[A block of data]
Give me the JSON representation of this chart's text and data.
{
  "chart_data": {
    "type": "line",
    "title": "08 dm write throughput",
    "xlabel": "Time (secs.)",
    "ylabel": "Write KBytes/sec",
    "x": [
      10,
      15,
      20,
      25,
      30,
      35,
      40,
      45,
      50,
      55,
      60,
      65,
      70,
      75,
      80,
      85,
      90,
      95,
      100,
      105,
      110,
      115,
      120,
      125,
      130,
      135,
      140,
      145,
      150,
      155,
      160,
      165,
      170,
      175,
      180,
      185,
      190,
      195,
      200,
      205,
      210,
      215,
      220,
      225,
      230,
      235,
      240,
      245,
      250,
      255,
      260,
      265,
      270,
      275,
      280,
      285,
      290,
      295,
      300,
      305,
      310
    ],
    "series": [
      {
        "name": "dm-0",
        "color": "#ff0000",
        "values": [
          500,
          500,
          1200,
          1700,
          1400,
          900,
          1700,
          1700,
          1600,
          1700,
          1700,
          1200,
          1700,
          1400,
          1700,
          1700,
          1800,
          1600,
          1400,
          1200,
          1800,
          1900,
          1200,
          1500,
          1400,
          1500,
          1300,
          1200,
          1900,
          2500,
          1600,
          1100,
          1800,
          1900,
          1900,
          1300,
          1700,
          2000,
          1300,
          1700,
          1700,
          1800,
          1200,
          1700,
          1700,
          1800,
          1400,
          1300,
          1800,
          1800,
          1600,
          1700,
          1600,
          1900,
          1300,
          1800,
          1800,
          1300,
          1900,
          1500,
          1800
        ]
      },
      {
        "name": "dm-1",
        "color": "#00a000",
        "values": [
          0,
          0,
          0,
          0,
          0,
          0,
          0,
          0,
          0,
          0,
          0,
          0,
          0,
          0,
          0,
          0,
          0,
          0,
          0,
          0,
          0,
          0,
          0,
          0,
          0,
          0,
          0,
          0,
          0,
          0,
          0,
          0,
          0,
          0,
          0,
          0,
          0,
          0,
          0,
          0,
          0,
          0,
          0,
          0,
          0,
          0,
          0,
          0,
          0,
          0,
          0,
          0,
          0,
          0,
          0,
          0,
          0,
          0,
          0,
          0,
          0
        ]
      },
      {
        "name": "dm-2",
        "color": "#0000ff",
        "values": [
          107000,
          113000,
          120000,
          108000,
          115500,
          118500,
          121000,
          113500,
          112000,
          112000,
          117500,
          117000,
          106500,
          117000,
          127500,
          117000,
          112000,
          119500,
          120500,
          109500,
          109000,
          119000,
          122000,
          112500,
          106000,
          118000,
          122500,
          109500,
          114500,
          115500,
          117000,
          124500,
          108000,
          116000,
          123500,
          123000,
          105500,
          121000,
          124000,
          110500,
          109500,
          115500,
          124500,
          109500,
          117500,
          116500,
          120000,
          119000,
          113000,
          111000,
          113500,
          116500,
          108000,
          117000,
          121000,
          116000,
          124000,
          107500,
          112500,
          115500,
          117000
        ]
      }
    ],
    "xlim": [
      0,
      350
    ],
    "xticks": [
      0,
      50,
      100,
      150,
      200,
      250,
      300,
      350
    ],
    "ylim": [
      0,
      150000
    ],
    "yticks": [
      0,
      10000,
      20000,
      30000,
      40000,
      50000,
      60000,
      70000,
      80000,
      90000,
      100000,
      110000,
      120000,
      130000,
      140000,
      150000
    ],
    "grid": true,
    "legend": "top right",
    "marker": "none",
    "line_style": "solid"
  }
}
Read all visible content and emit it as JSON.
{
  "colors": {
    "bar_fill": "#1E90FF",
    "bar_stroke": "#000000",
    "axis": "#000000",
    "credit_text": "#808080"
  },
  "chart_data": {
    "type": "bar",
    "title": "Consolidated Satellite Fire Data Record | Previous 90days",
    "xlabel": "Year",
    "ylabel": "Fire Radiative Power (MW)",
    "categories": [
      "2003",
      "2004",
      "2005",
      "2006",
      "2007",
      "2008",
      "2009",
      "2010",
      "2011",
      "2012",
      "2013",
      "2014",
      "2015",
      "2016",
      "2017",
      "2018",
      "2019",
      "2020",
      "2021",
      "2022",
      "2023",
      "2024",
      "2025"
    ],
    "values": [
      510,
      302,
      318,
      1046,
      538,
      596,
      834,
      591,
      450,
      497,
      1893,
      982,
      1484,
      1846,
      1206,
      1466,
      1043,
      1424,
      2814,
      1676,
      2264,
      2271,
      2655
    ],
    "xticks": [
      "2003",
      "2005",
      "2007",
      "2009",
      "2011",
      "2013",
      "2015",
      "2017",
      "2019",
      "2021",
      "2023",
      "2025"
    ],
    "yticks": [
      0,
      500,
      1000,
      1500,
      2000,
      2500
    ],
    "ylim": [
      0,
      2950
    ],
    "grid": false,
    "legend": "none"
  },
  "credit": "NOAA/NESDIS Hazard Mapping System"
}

The exercise:
Print the material once more, exactly.

Answer to the exercise:
Give me the JSON representation of this chart's text and data.
{
  "chart_data": {
    "type": "line",
    "title": "08 dm write throughput",
    "xlabel": "Time (secs.)",
    "ylabel": "Write KBytes/sec",
    "x": [
      10,
      15,
      20,
      25,
      30,
      35,
      40,
      45,
      50,
      55,
      60,
      65,
      70,
      75,
      80,
      85,
      90,
      95,
      100,
      105,
      110,
      115,
      120,
      125,
      130,
      135,
      140,
      145,
      150,
      155,
      160,
      165,
      170,
      175,
      180,
      185,
      190,
      195,
      200,
      205,
      210,
      215,
      220,
      225,
      230,
      235,
      240,
      245,
      250,
      255,
      260,
      265,
      270,
      275,
      280,
      285,
      290,
      295,
      300,
      305,
      310
    ],
    "series": [
      {
        "name": "dm-0",
        "color": "#ff0000",
        "values": [
          500,
          500,
          1200,
          1700,
          1400,
          900,
          1700,
          1700,
          1600,
          1700,
          1700,
          1200,
          1700,
          1400,
          1700,
          1700,
          1800,
          1600,
          1400,
          1200,
          1800,
          1900,
          1200,
          1500,
          1400,
          1500,
          1300,
          1200,
          1900,
          2500,
          1600,
          1100,
          1800,
          1900,
          1900,
          1300,
          1700,
          2000,
          1300,
          1700,
          1700,
          1800,
          1200,
          1700,
          1700,
          1800,
          1400,
          1300,
          1800,
          1800,
          1600,
          1700,
          1600,
          1900,
          1300,
          1800,
          1800,
          1300,
          1900,
          1500,
          1800
        ]
      },
      {
        "name": "dm-1",
        "color": "#00a000",
        "values": [
          0,
          0,
          0,
          0,
          0,
          0,
          0,
          0,
          0,
          0,
          0,
          0,
          0,
          0,
          0,
          0,
          0,
          0,
          0,
          0,
          0,
          0,
          0,
          0,
          0,
          0,
          0,
          0,
          0,
          0,
          0,
          0,
          0,
          0,
          0,
          0,
          0,
          0,
          0,
          0,
          0,
          0,
          0,
          0,
          0,
          0,
          0,
          0,
          0,
          0,
          0,
          0,
          0,
          0,
          0,
          0,
          0,
          0,
          0,
          0,
          0
        ]
      },
      {
        "name": "dm-2",
        "color": "#0000ff",
        "values": [
          107000,
          113000,
          120000,
          108000,
          115500,
          118500,
          121000,
          113500,
          112000,
          112000,
          117500,
          117000,
          106500,
          117000,
          127500,
          117000,
          112000,
          119500,
          120500,
          109500,
          109000,
          119000,
          122000,
          112500,
          106000,
          118000,
          122500,
          109500,
          114500,
          115500,
          117000,
          124500,
          108000,
          116000,
          123500,
          123000,
          105500,
          121000,
          124000,
          110500,
          109500,
          115500,
          124500,
          109500,
          117500,
          116500,
          120000,
          119000,
          113000,
          111000,
          113500,
          116500,
          108000,
          117000,
          121000,
          116000,
          124000,
          107500,
          112500,
          115500,
          117000
        ]
      }
    ],
    "xlim": [
      0,
      350
    ],
    "xticks": [
      0,
      50,
      100,
      150,
      200,
      250,
      300,
      350
    ],
    "ylim": [
      0,
      150000
    ],
    "yticks": [
      0,
      10000,
      20000,
      30000,
      40000,
      50000,
      60000,
      70000,
      80000,
      90000,
      100000,
      110000,
      120000,
      130000,
      140000,
      150000
    ],
    "grid": true,
    "legend": "top right",
    "marker": "none",
    "line_style": "solid"
  }
}
Read all visible content and emit it as JSON.
{
  "colors": {
    "bar_fill": "#1E90FF",
    "bar_stroke": "#000000",
    "axis": "#000000",
    "credit_text": "#808080"
  },
  "chart_data": {
    "type": "bar",
    "title": "Consolidated Satellite Fire Data Record | Previous 90days",
    "xlabel": "Year",
    "ylabel": "Fire Radiative Power (MW)",
    "categories": [
      "2003",
      "2004",
      "2005",
      "2006",
      "2007",
      "2008",
      "2009",
      "2010",
      "2011",
      "2012",
      "2013",
      "2014",
      "2015",
      "2016",
      "2017",
      "2018",
      "2019",
      "2020",
      "2021",
      "2022",
      "2023",
      "2024",
      "2025"
    ],
    "values": [
      510,
      302,
      318,
      1046,
      538,
      596,
      834,
      591,
      450,
      497,
      1893,
      982,
      1484,
      1846,
      1206,
      1466,
      1043,
      1424,
      2814,
      1676,
      2264,
      2271,
      2655
    ],
    "xticks": [
      "2003",
      "2005",
      "2007",
      "2009",
      "2011",
      "2013",
      "2015",
      "2017",
      "2019",
      "2021",
      "2023",
      "2025"
    ],
    "yticks": [
      0,
      500,
      1000,
      1500,
      2000,
      2500
    ],
    "ylim": [
      0,
      2950
    ],
    "grid": false,
    "legend": "none"
  },
  "credit": "NOAA/NESDIS Hazard Mapping System"
}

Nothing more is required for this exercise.